EXERCISE: Examine the records and identify each line that includes the string "color". Copy those lines.

RECORDS FOR PROCESSING:
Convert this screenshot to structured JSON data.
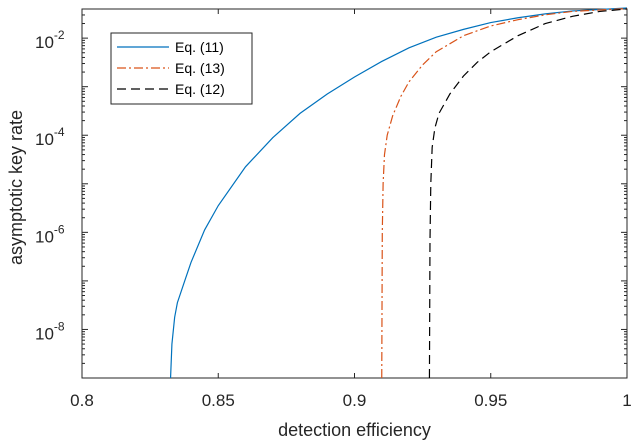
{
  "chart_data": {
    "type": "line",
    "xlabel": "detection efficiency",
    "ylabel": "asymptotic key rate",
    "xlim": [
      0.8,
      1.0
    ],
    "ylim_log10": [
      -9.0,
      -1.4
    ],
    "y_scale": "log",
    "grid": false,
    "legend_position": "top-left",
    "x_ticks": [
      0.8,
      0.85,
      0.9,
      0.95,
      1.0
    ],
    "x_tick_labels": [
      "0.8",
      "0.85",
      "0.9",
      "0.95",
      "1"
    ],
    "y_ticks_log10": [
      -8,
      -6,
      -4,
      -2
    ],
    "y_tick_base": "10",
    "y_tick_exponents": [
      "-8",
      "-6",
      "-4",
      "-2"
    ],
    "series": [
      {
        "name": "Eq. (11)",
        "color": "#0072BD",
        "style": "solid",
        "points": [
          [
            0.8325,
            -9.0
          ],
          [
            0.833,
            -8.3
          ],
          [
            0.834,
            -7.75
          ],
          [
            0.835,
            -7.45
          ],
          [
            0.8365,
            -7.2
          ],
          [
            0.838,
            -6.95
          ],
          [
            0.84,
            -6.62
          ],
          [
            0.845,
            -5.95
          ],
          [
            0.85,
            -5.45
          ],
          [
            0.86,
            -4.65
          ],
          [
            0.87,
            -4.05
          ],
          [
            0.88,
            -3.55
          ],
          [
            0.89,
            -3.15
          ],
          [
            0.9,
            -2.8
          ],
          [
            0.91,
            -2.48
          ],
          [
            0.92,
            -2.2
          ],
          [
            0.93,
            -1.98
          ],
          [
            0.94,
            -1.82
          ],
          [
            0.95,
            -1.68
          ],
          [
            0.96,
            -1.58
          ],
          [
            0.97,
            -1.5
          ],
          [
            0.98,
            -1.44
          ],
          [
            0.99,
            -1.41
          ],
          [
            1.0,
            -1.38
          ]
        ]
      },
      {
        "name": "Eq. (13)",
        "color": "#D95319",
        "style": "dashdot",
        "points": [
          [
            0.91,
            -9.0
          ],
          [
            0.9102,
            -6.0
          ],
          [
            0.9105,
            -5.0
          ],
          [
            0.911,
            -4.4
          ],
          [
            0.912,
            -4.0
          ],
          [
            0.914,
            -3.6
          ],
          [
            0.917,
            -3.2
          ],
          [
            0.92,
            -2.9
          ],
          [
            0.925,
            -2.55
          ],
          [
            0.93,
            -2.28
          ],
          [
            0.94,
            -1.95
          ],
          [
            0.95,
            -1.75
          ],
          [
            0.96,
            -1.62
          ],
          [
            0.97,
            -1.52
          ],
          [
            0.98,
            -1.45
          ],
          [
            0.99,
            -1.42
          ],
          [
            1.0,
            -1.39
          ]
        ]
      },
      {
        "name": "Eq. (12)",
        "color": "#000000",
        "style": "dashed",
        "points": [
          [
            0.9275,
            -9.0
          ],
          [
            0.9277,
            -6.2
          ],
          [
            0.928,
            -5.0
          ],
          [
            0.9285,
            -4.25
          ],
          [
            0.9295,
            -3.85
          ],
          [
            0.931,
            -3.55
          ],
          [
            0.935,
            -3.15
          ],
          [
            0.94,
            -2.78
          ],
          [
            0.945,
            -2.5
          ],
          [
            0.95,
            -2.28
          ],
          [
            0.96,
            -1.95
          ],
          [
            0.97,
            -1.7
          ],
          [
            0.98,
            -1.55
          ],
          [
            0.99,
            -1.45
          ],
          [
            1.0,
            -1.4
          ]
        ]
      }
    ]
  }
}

FINAL ANSWER:
        "color": "#0072BD",
        "color": "#D95319",
        "color": "#000000",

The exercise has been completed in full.